▶ _Task directions_: Make an exact copy of the entries, and keep any pictures out of it.

▶ _Given entries_:
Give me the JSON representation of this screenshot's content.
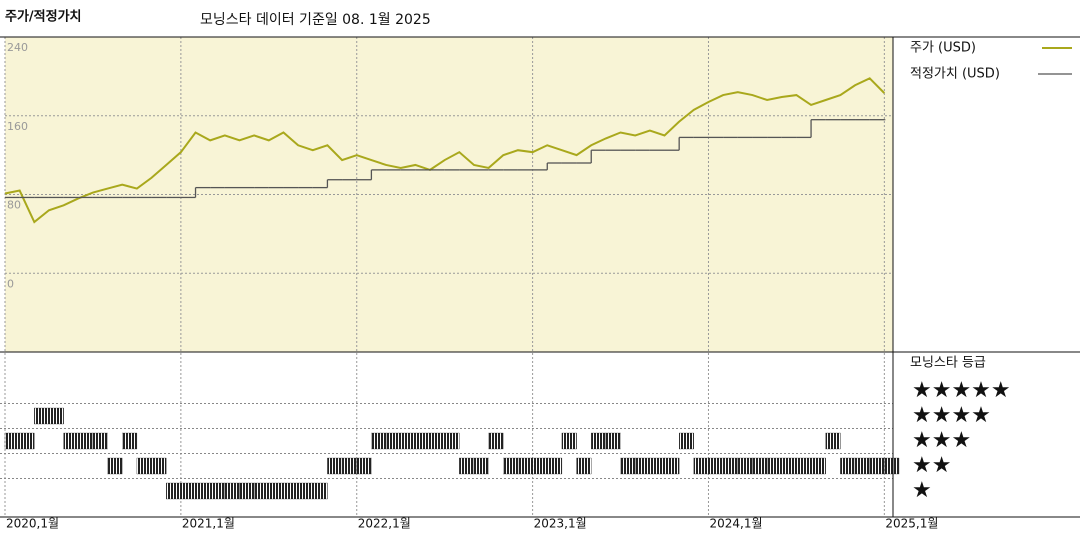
{
  "chart_data": [
    {
      "type": "line",
      "title": "주가/적정가치",
      "subtitle": "모닝스타 데이터 기준일 08. 1월 2025",
      "x": [
        "2020-01",
        "2020-02",
        "2020-03",
        "2020-04",
        "2020-05",
        "2020-06",
        "2020-07",
        "2020-08",
        "2020-09",
        "2020-10",
        "2020-11",
        "2020-12",
        "2021-01",
        "2021-02",
        "2021-03",
        "2021-04",
        "2021-05",
        "2021-06",
        "2021-07",
        "2021-08",
        "2021-09",
        "2021-10",
        "2021-11",
        "2021-12",
        "2022-01",
        "2022-02",
        "2022-03",
        "2022-04",
        "2022-05",
        "2022-06",
        "2022-07",
        "2022-08",
        "2022-09",
        "2022-10",
        "2022-11",
        "2022-12",
        "2023-01",
        "2023-02",
        "2023-03",
        "2023-04",
        "2023-05",
        "2023-06",
        "2023-07",
        "2023-08",
        "2023-09",
        "2023-10",
        "2023-11",
        "2023-12",
        "2024-01",
        "2024-02",
        "2024-03",
        "2024-04",
        "2024-05",
        "2024-06",
        "2024-07",
        "2024-08",
        "2024-09",
        "2024-10",
        "2024-11",
        "2024-12",
        "2025-01"
      ],
      "series": [
        {
          "name": "주가 (USD)",
          "color": "#a9a81c",
          "style": "line",
          "values": [
            81,
            84,
            52,
            64,
            69,
            76,
            82,
            86,
            90,
            86,
            97,
            110,
            123,
            143,
            135,
            140,
            135,
            140,
            135,
            143,
            130,
            125,
            130,
            115,
            120,
            115,
            110,
            107,
            110,
            105,
            115,
            123,
            110,
            107,
            120,
            125,
            123,
            130,
            125,
            120,
            130,
            137,
            143,
            140,
            145,
            140,
            154,
            166,
            174,
            181,
            184,
            181,
            176,
            179,
            181,
            171,
            176,
            181,
            191,
            198,
            183
          ]
        },
        {
          "name": "적정가치 (USD)",
          "color": "#555555",
          "style": "step",
          "values": [
            77,
            77,
            77,
            77,
            77,
            77,
            77,
            77,
            77,
            77,
            77,
            77,
            77,
            87,
            87,
            87,
            87,
            87,
            87,
            87,
            87,
            87,
            95,
            95,
            95,
            105,
            105,
            105,
            105,
            105,
            105,
            105,
            105,
            105,
            105,
            105,
            105,
            112,
            112,
            112,
            125,
            125,
            125,
            125,
            125,
            125,
            138,
            138,
            138,
            138,
            138,
            138,
            138,
            138,
            138,
            156,
            156,
            156,
            156,
            156,
            156
          ]
        }
      ],
      "xlim": [
        "2020-01",
        "2025-02"
      ],
      "xticks": [
        {
          "value": "2020-01",
          "label": "2020,1월"
        },
        {
          "value": "2021-01",
          "label": "2021,1월"
        },
        {
          "value": "2022-01",
          "label": "2022,1월"
        },
        {
          "value": "2023-01",
          "label": "2023,1월"
        },
        {
          "value": "2024-01",
          "label": "2024,1월"
        },
        {
          "value": "2025-01",
          "label": "2025,1월"
        }
      ],
      "ylim": [
        -80,
        240
      ],
      "yticks": [
        0,
        80,
        160,
        240
      ],
      "grid": true,
      "background": "#f8f4d6"
    },
    {
      "type": "rating",
      "title": "모닝스타 등급",
      "categories": [
        "★",
        "★★",
        "★★★",
        "★★★★",
        "★★★★★"
      ],
      "x": [
        "2020-01",
        "2020-02",
        "2020-03",
        "2020-04",
        "2020-05",
        "2020-06",
        "2020-07",
        "2020-08",
        "2020-09",
        "2020-10",
        "2020-11",
        "2020-12",
        "2021-01",
        "2021-02",
        "2021-03",
        "2021-04",
        "2021-05",
        "2021-06",
        "2021-07",
        "2021-08",
        "2021-09",
        "2021-10",
        "2021-11",
        "2021-12",
        "2022-01",
        "2022-02",
        "2022-03",
        "2022-04",
        "2022-05",
        "2022-06",
        "2022-07",
        "2022-08",
        "2022-09",
        "2022-10",
        "2022-11",
        "2022-12",
        "2023-01",
        "2023-02",
        "2023-03",
        "2023-04",
        "2023-05",
        "2023-06",
        "2023-07",
        "2023-08",
        "2023-09",
        "2023-10",
        "2023-11",
        "2023-12",
        "2024-01",
        "2024-02",
        "2024-03",
        "2024-04",
        "2024-05",
        "2024-06",
        "2024-07",
        "2024-08",
        "2024-09",
        "2024-10",
        "2024-11",
        "2024-12",
        "2025-01"
      ],
      "values": [
        3,
        3,
        4,
        4,
        3,
        3,
        3,
        2,
        3,
        2,
        2,
        1,
        1,
        1,
        1,
        1,
        1,
        1,
        1,
        1,
        1,
        1,
        2,
        2,
        2,
        3,
        3,
        3,
        3,
        3,
        3,
        2,
        2,
        3,
        2,
        2,
        2,
        2,
        3,
        2,
        3,
        3,
        2,
        2,
        2,
        2,
        3,
        2,
        2,
        2,
        2,
        2,
        2,
        2,
        2,
        2,
        3,
        2,
        2,
        2,
        2
      ],
      "color": "#222222"
    }
  ]
}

▶ _Written answer_:
Give me the JSON representation of this screenshot's content.
{
  "chart_data": [
    {
      "type": "line",
      "title": "주가/적정가치",
      "subtitle": "모닝스타 데이터 기준일 08. 1월 2025",
      "x": [
        "2020-01",
        "2020-02",
        "2020-03",
        "2020-04",
        "2020-05",
        "2020-06",
        "2020-07",
        "2020-08",
        "2020-09",
        "2020-10",
        "2020-11",
        "2020-12",
        "2021-01",
        "2021-02",
        "2021-03",
        "2021-04",
        "2021-05",
        "2021-06",
        "2021-07",
        "2021-08",
        "2021-09",
        "2021-10",
        "2021-11",
        "2021-12",
        "2022-01",
        "2022-02",
        "2022-03",
        "2022-04",
        "2022-05",
        "2022-06",
        "2022-07",
        "2022-08",
        "2022-09",
        "2022-10",
        "2022-11",
        "2022-12",
        "2023-01",
        "2023-02",
        "2023-03",
        "2023-04",
        "2023-05",
        "2023-06",
        "2023-07",
        "2023-08",
        "2023-09",
        "2023-10",
        "2023-11",
        "2023-12",
        "2024-01",
        "2024-02",
        "2024-03",
        "2024-04",
        "2024-05",
        "2024-06",
        "2024-07",
        "2024-08",
        "2024-09",
        "2024-10",
        "2024-11",
        "2024-12",
        "2025-01"
      ],
      "series": [
        {
          "name": "주가 (USD)",
          "color": "#a9a81c",
          "style": "line",
          "values": [
            81,
            84,
            52,
            64,
            69,
            76,
            82,
            86,
            90,
            86,
            97,
            110,
            123,
            143,
            135,
            140,
            135,
            140,
            135,
            143,
            130,
            125,
            130,
            115,
            120,
            115,
            110,
            107,
            110,
            105,
            115,
            123,
            110,
            107,
            120,
            125,
            123,
            130,
            125,
            120,
            130,
            137,
            143,
            140,
            145,
            140,
            154,
            166,
            174,
            181,
            184,
            181,
            176,
            179,
            181,
            171,
            176,
            181,
            191,
            198,
            183
          ]
        },
        {
          "name": "적정가치 (USD)",
          "color": "#555555",
          "style": "step",
          "values": [
            77,
            77,
            77,
            77,
            77,
            77,
            77,
            77,
            77,
            77,
            77,
            77,
            77,
            87,
            87,
            87,
            87,
            87,
            87,
            87,
            87,
            87,
            95,
            95,
            95,
            105,
            105,
            105,
            105,
            105,
            105,
            105,
            105,
            105,
            105,
            105,
            105,
            112,
            112,
            112,
            125,
            125,
            125,
            125,
            125,
            125,
            138,
            138,
            138,
            138,
            138,
            138,
            138,
            138,
            138,
            156,
            156,
            156,
            156,
            156,
            156
          ]
        }
      ],
      "xlim": [
        "2020-01",
        "2025-02"
      ],
      "xticks": [
        {
          "value": "2020-01",
          "label": "2020,1월"
        },
        {
          "value": "2021-01",
          "label": "2021,1월"
        },
        {
          "value": "2022-01",
          "label": "2022,1월"
        },
        {
          "value": "2023-01",
          "label": "2023,1월"
        },
        {
          "value": "2024-01",
          "label": "2024,1월"
        },
        {
          "value": "2025-01",
          "label": "2025,1월"
        }
      ],
      "ylim": [
        -80,
        240
      ],
      "yticks": [
        0,
        80,
        160,
        240
      ],
      "grid": true,
      "background": "#f8f4d6"
    },
    {
      "type": "rating",
      "title": "모닝스타 등급",
      "categories": [
        "★",
        "★★",
        "★★★",
        "★★★★",
        "★★★★★"
      ],
      "x": [
        "2020-01",
        "2020-02",
        "2020-03",
        "2020-04",
        "2020-05",
        "2020-06",
        "2020-07",
        "2020-08",
        "2020-09",
        "2020-10",
        "2020-11",
        "2020-12",
        "2021-01",
        "2021-02",
        "2021-03",
        "2021-04",
        "2021-05",
        "2021-06",
        "2021-07",
        "2021-08",
        "2021-09",
        "2021-10",
        "2021-11",
        "2021-12",
        "2022-01",
        "2022-02",
        "2022-03",
        "2022-04",
        "2022-05",
        "2022-06",
        "2022-07",
        "2022-08",
        "2022-09",
        "2022-10",
        "2022-11",
        "2022-12",
        "2023-01",
        "2023-02",
        "2023-03",
        "2023-04",
        "2023-05",
        "2023-06",
        "2023-07",
        "2023-08",
        "2023-09",
        "2023-10",
        "2023-11",
        "2023-12",
        "2024-01",
        "2024-02",
        "2024-03",
        "2024-04",
        "2024-05",
        "2024-06",
        "2024-07",
        "2024-08",
        "2024-09",
        "2024-10",
        "2024-11",
        "2024-12",
        "2025-01"
      ],
      "values": [
        3,
        3,
        4,
        4,
        3,
        3,
        3,
        2,
        3,
        2,
        2,
        1,
        1,
        1,
        1,
        1,
        1,
        1,
        1,
        1,
        1,
        1,
        2,
        2,
        2,
        3,
        3,
        3,
        3,
        3,
        3,
        2,
        2,
        3,
        2,
        2,
        2,
        2,
        3,
        2,
        3,
        3,
        2,
        2,
        2,
        2,
        3,
        2,
        2,
        2,
        2,
        2,
        2,
        2,
        2,
        2,
        3,
        2,
        2,
        2,
        2
      ],
      "color": "#222222"
    }
  ]
}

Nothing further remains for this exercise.